▸ STATED EXERCISE
Leave out all pictures and retype exactly the lines from the one with "Read this page and output its text content." through the last line of the material.

____

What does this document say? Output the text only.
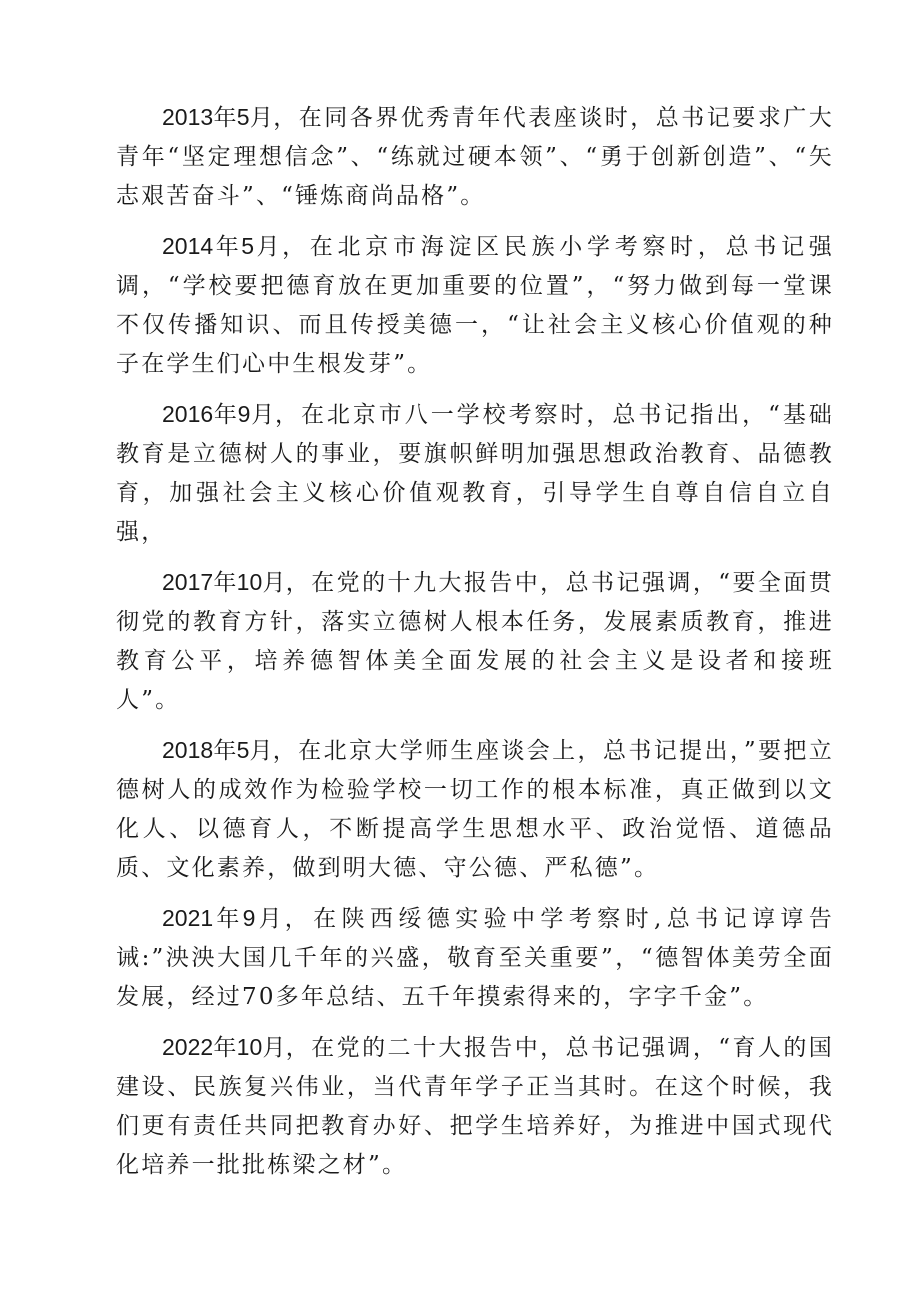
2013年5月，在同各界优秀青年代表座谈时，总书记要求广大青年“坚定理想信念”、“练就过硬本领”、“勇于创新创造”、“矢志艰苦奋斗”、“锤炼商尚品格”。

2014年5月，在北京市海淀区民族小学考察时，总书记强调，“学校要把德育放在更加重要的位置”，“努力做到每一堂课不仅传播知识、而且传授美德一，“让社会主义核心价值观的种子在学生们心中生根发芽”。

2016年9月，在北京市八一学校考察时，总书记指出，“基础教育是立德树人的事业，要旗帜鲜明加强思想政治教育、品德教育，加强社会主义核心价值观教育，引导学生自尊自信自立自强，

2017年10月，在党的十九大报告中，总书记强调，“要全面贯彻党的教育方针，落实立德树人根本任务，发展素质教育，推进教育公平，培养德智体美全面发展的社会主义是设者和接班人”。

2018年5月，在北京大学师生座谈会上，总书记提出，”要把立德树人的成效作为检验学校一切工作的根本标准，真正做到以文化人、以德育人，不断提高学生思想水平、政治觉悟、道德品质、文化素养，做到明大德、守公德、严私德”。

2021年9月，在陕西绥德实验中学考察时,总书记谆谆告诫:”泱泱大国几千年的兴盛，敬育至关重要”，“德智体美劳全面发展，经过70多年总结、五千年摸索得来的，字字千金”。

2022年10月，在党的二十大报告中，总书记强调，“育人的国建设、民族复兴伟业，当代青年学子正当其时。在这个时候，我们更有责任共同把教育办好、把学生培养好，为推进中国式现代化培养一批批栋梁之材”。
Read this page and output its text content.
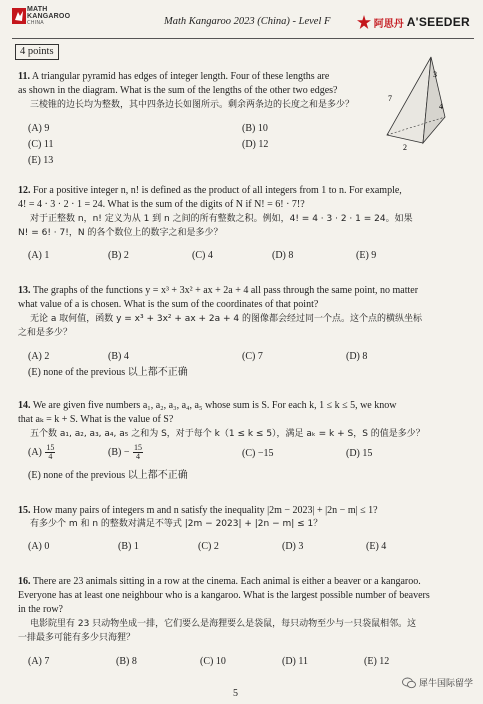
MATH
KANGAROO
CHINA	Math Kangaroo 2023 (China) - Level F	阿思丹 A'SEEDER
4 points
11. A triangular pyramid has edges of integer length. Four of these lengths are
as shown in the diagram. What is the sum of the lengths of the other two edges?
三棱锥的边长均为整数，其中四条边长如图所示。剩余两条边的长度之和是多少？
(A) 9	(B) 10
(C) 11	(D) 12
(E) 13
3
7
4
2
12. For a positive integer n, n! is defined as the product of all integers from 1 to n. For example,
4! = 4 · 3 · 2 · 1 = 24. What is the sum of the digits of N if N! = 6! · 7!?
对于正整数 n，n! 定义为从 1 到 n 之间的所有整数之积。例如，4! = 4 · 3 · 2 · 1 = 24。如果
N! = 6! · 7!，N 的各个数位上的数字之和是多少？
(A) 1	(B) 2	(C) 4	(D) 8	(E) 9
13. The graphs of the functions y = x³ + 3x² + ax + 2a + 4 all pass through the same point, no matter
what value of a is chosen. What is the sum of the coordinates of that point?
无论 a 取何值，函数 y = x³ + 3x² + ax + 2a + 4 的图像都会经过同一个点。这个点的横纵坐标
之和是多少？
(A) 2	(B) 4	(C) 7	(D) 8
(E) none of the previous 以上都不正确
14. We are given five numbers a₁, a₂, a₃, a₄, a₅ whose sum is S. For each k, 1 ≤ k ≤ 5, we know
that aₖ = k + S. What is the value of S?
五个数 a₁, a₂, a₃, a₄, a₅ 之和为 S，对于每个 k（1 ≤ k ≤ 5），满足 aₖ = k + S，S 的值是多少？
$(A) \frac{15}{4}$	$(B) - \frac{15}{4}$	(C) −15	(D) 15
(E) none of the previous 以上都不正确
15. How many pairs of integers m and n satisfy the inequality |2m − 2023| + |2n − m| ≤ 1?
有多少个 m 和 n 的整数对满足不等式 |2m − 2023| + |2n − m| ≤ 1？
(A) 0	(B) 1	(C) 2	(D) 3	(E) 4
16. There are 23 animals sitting in a row at the cinema. Each animal is either a beaver or a kangaroo.
Everyone has at least one neighbour who is a kangaroo. What is the largest possible number of beavers
in the row?
电影院里有 23 只动物坐成一排，它们要么是海狸要么是袋鼠，每只动物至少与一只袋鼠相邻。这
一排最多可能有多少只海狸？
(A) 7	(B) 8	(C) 10	(D) 11	(E) 12
5
犀牛国际留学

____

▸ EXERCISE SOLUTION
Read this page and output its text content.
MATH
KANGAROO
CHINA	Math Kangaroo 2023 (China) - Level F	阿思丹 A'SEEDER
4 points
11. A triangular pyramid has edges of integer length. Four of these lengths are
as shown in the diagram. What is the sum of the lengths of the other two edges?
三棱锥的边长均为整数，其中四条边长如图所示。剩余两条边的长度之和是多少？
(A) 9	(B) 10
(C) 11	(D) 12
(E) 13
3
7
4
2
12. For a positive integer n, n! is defined as the product of all integers from 1 to n. For example,
4! = 4 · 3 · 2 · 1 = 24. What is the sum of the digits of N if N! = 6! · 7!?
对于正整数 n，n! 定义为从 1 到 n 之间的所有整数之积。例如，4! = 4 · 3 · 2 · 1 = 24。如果
N! = 6! · 7!，N 的各个数位上的数字之和是多少？
(A) 1	(B) 2	(C) 4	(D) 8	(E) 9
13. The graphs of the functions y = x³ + 3x² + ax + 2a + 4 all pass through the same point, no matter
what value of a is chosen. What is the sum of the coordinates of that point?
无论 a 取何值，函数 y = x³ + 3x² + ax + 2a + 4 的图像都会经过同一个点。这个点的横纵坐标
之和是多少？
(A) 2	(B) 4	(C) 7	(D) 8
(E) none of the previous 以上都不正确
14. We are given five numbers a₁, a₂, a₃, a₄, a₅ whose sum is S. For each k, 1 ≤ k ≤ 5, we know
that aₖ = k + S. What is the value of S?
五个数 a₁, a₂, a₃, a₄, a₅ 之和为 S，对于每个 k（1 ≤ k ≤ 5），满足 aₖ = k + S，S 的值是多少？
$(A) \frac{15}{4}$	$(B) - \frac{15}{4}$	(C) −15	(D) 15
(E) none of the previous 以上都不正确
15. How many pairs of integers m and n satisfy the inequality |2m − 2023| + |2n − m| ≤ 1?
有多少个 m 和 n 的整数对满足不等式 |2m − 2023| + |2n − m| ≤ 1？
(A) 0	(B) 1	(C) 2	(D) 3	(E) 4
16. There are 23 animals sitting in a row at the cinema. Each animal is either a beaver or a kangaroo.
Everyone has at least one neighbour who is a kangaroo. What is the largest possible number of beavers
in the row?
电影院里有 23 只动物坐成一排，它们要么是海狸要么是袋鼠，每只动物至少与一只袋鼠相邻。这
一排最多可能有多少只海狸？
(A) 7	(B) 8	(C) 10	(D) 11	(E) 12
5
犀牛国际留学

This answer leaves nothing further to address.